-- BEGIN Available records --

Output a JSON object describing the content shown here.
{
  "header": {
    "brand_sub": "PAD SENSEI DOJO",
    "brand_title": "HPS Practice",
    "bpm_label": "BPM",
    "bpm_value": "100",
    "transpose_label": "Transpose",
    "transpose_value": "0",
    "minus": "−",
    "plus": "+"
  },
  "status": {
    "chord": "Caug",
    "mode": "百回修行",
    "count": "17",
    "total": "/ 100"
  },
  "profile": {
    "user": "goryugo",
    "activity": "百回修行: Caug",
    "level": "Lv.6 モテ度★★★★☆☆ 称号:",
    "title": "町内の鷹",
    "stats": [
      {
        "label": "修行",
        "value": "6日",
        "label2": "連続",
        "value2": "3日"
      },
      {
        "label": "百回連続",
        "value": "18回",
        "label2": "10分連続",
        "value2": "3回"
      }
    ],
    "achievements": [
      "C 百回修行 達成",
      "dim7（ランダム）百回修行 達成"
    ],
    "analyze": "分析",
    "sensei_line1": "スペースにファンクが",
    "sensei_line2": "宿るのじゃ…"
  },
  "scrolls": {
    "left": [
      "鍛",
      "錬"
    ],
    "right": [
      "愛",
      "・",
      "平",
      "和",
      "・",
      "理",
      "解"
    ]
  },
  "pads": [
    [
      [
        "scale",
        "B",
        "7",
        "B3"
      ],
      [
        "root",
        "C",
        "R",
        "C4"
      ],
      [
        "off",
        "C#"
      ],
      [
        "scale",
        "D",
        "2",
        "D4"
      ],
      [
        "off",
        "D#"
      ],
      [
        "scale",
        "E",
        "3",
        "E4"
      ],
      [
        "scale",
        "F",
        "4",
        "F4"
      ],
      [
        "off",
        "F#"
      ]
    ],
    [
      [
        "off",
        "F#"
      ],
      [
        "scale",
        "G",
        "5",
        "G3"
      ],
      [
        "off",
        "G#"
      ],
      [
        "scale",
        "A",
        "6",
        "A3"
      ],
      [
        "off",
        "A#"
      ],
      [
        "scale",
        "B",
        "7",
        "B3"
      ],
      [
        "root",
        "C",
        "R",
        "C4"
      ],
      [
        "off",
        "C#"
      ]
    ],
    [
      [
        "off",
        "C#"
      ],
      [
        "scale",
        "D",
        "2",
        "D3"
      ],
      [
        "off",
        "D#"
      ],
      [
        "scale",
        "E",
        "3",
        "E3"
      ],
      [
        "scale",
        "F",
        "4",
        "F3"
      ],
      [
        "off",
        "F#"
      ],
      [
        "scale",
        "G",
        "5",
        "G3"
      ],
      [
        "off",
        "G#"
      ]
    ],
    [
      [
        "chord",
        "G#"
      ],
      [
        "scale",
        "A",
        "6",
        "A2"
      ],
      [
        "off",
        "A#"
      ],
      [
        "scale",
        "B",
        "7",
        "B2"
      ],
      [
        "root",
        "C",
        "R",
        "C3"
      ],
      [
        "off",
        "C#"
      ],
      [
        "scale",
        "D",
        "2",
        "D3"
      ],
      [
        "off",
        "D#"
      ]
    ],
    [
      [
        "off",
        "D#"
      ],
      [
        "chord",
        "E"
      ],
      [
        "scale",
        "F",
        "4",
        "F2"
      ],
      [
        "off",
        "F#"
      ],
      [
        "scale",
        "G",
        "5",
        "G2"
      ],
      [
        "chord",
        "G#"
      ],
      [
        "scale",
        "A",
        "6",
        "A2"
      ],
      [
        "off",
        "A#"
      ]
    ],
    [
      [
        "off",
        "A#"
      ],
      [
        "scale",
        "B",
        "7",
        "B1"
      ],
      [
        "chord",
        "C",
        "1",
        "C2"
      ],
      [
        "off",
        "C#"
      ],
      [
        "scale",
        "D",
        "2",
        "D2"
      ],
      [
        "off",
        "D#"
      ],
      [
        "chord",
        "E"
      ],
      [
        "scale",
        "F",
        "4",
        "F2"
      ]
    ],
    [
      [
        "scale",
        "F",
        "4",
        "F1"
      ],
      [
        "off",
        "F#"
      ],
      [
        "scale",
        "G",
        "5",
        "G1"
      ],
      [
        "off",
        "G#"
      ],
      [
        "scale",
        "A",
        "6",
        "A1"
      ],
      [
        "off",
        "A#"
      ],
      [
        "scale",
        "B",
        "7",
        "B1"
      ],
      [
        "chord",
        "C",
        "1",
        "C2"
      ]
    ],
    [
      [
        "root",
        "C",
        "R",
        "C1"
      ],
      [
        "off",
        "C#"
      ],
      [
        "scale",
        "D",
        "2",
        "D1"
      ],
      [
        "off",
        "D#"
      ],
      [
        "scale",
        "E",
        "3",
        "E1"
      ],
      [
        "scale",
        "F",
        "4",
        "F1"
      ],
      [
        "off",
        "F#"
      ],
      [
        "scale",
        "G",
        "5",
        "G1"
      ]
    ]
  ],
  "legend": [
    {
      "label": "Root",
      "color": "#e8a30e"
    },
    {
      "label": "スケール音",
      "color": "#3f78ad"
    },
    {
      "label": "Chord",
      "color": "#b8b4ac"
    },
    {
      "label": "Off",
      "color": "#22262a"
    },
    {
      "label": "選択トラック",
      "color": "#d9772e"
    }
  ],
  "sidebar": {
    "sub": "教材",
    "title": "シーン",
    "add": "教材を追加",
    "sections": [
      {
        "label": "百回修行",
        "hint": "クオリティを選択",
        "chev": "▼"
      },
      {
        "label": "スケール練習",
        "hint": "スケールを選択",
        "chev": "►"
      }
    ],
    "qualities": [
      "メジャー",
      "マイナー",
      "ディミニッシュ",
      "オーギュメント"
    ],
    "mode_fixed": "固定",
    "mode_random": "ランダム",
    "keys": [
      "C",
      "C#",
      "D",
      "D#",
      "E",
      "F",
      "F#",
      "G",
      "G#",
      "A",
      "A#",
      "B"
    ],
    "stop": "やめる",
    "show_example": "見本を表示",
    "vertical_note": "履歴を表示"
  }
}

-- END Available records --

- Work to be completed
Exactly reproduce every record.

- Answer to this problem
Output a JSON object describing the content shown here.
{
  "header": {
    "brand_sub": "PAD SENSEI DOJO",
    "brand_title": "HPS Practice",
    "bpm_label": "BPM",
    "bpm_value": "100",
    "transpose_label": "Transpose",
    "transpose_value": "0",
    "minus": "−",
    "plus": "+"
  },
  "status": {
    "chord": "Caug",
    "mode": "百回修行",
    "count": "17",
    "total": "/ 100"
  },
  "profile": {
    "user": "goryugo",
    "activity": "百回修行: Caug",
    "level": "Lv.6 モテ度★★★★☆☆ 称号:",
    "title": "町内の鷹",
    "stats": [
      {
        "label": "修行",
        "value": "6日",
        "label2": "連続",
        "value2": "3日"
      },
      {
        "label": "百回連続",
        "value": "18回",
        "label2": "10分連続",
        "value2": "3回"
      }
    ],
    "achievements": [
      "C 百回修行 達成",
      "dim7（ランダム）百回修行 達成"
    ],
    "analyze": "分析",
    "sensei_line1": "スペースにファンクが",
    "sensei_line2": "宿るのじゃ…"
  },
  "scrolls": {
    "left": [
      "鍛",
      "錬"
    ],
    "right": [
      "愛",
      "・",
      "平",
      "和",
      "・",
      "理",
      "解"
    ]
  },
  "pads": [
    [
      [
        "scale",
        "B",
        "7",
        "B3"
      ],
      [
        "root",
        "C",
        "R",
        "C4"
      ],
      [
        "off",
        "C#"
      ],
      [
        "scale",
        "D",
        "2",
        "D4"
      ],
      [
        "off",
        "D#"
      ],
      [
        "scale",
        "E",
        "3",
        "E4"
      ],
      [
        "scale",
        "F",
        "4",
        "F4"
      ],
      [
        "off",
        "F#"
      ]
    ],
    [
      [
        "off",
        "F#"
      ],
      [
        "scale",
        "G",
        "5",
        "G3"
      ],
      [
        "off",
        "G#"
      ],
      [
        "scale",
        "A",
        "6",
        "A3"
      ],
      [
        "off",
        "A#"
      ],
      [
        "scale",
        "B",
        "7",
        "B3"
      ],
      [
        "root",
        "C",
        "R",
        "C4"
      ],
      [
        "off",
        "C#"
      ]
    ],
    [
      [
        "off",
        "C#"
      ],
      [
        "scale",
        "D",
        "2",
        "D3"
      ],
      [
        "off",
        "D#"
      ],
      [
        "scale",
        "E",
        "3",
        "E3"
      ],
      [
        "scale",
        "F",
        "4",
        "F3"
      ],
      [
        "off",
        "F#"
      ],
      [
        "scale",
        "G",
        "5",
        "G3"
      ],
      [
        "off",
        "G#"
      ]
    ],
    [
      [
        "chord",
        "G#"
      ],
      [
        "scale",
        "A",
        "6",
        "A2"
      ],
      [
        "off",
        "A#"
      ],
      [
        "scale",
        "B",
        "7",
        "B2"
      ],
      [
        "root",
        "C",
        "R",
        "C3"
      ],
      [
        "off",
        "C#"
      ],
      [
        "scale",
        "D",
        "2",
        "D3"
      ],
      [
        "off",
        "D#"
      ]
    ],
    [
      [
        "off",
        "D#"
      ],
      [
        "chord",
        "E"
      ],
      [
        "scale",
        "F",
        "4",
        "F2"
      ],
      [
        "off",
        "F#"
      ],
      [
        "scale",
        "G",
        "5",
        "G2"
      ],
      [
        "chord",
        "G#"
      ],
      [
        "scale",
        "A",
        "6",
        "A2"
      ],
      [
        "off",
        "A#"
      ]
    ],
    [
      [
        "off",
        "A#"
      ],
      [
        "scale",
        "B",
        "7",
        "B1"
      ],
      [
        "chord",
        "C",
        "1",
        "C2"
      ],
      [
        "off",
        "C#"
      ],
      [
        "scale",
        "D",
        "2",
        "D2"
      ],
      [
        "off",
        "D#"
      ],
      [
        "chord",
        "E"
      ],
      [
        "scale",
        "F",
        "4",
        "F2"
      ]
    ],
    [
      [
        "scale",
        "F",
        "4",
        "F1"
      ],
      [
        "off",
        "F#"
      ],
      [
        "scale",
        "G",
        "5",
        "G1"
      ],
      [
        "off",
        "G#"
      ],
      [
        "scale",
        "A",
        "6",
        "A1"
      ],
      [
        "off",
        "A#"
      ],
      [
        "scale",
        "B",
        "7",
        "B1"
      ],
      [
        "chord",
        "C",
        "1",
        "C2"
      ]
    ],
    [
      [
        "root",
        "C",
        "R",
        "C1"
      ],
      [
        "off",
        "C#"
      ],
      [
        "scale",
        "D",
        "2",
        "D1"
      ],
      [
        "off",
        "D#"
      ],
      [
        "scale",
        "E",
        "3",
        "E1"
      ],
      [
        "scale",
        "F",
        "4",
        "F1"
      ],
      [
        "off",
        "F#"
      ],
      [
        "scale",
        "G",
        "5",
        "G1"
      ]
    ]
  ],
  "legend": [
    {
      "label": "Root",
      "color": "#e8a30e"
    },
    {
      "label": "スケール音",
      "color": "#3f78ad"
    },
    {
      "label": "Chord",
      "color": "#b8b4ac"
    },
    {
      "label": "Off",
      "color": "#22262a"
    },
    {
      "label": "選択トラック",
      "color": "#d9772e"
    }
  ],
  "sidebar": {
    "sub": "教材",
    "title": "シーン",
    "add": "教材を追加",
    "sections": [
      {
        "label": "百回修行",
        "hint": "クオリティを選択",
        "chev": "▼"
      },
      {
        "label": "スケール練習",
        "hint": "スケールを選択",
        "chev": "►"
      }
    ],
    "qualities": [
      "メジャー",
      "マイナー",
      "ディミニッシュ",
      "オーギュメント"
    ],
    "mode_fixed": "固定",
    "mode_random": "ランダム",
    "keys": [
      "C",
      "C#",
      "D",
      "D#",
      "E",
      "F",
      "F#",
      "G",
      "G#",
      "A",
      "A#",
      "B"
    ],
    "stop": "やめる",
    "show_example": "見本を表示",
    "vertical_note": "履歴を表示"
  }
}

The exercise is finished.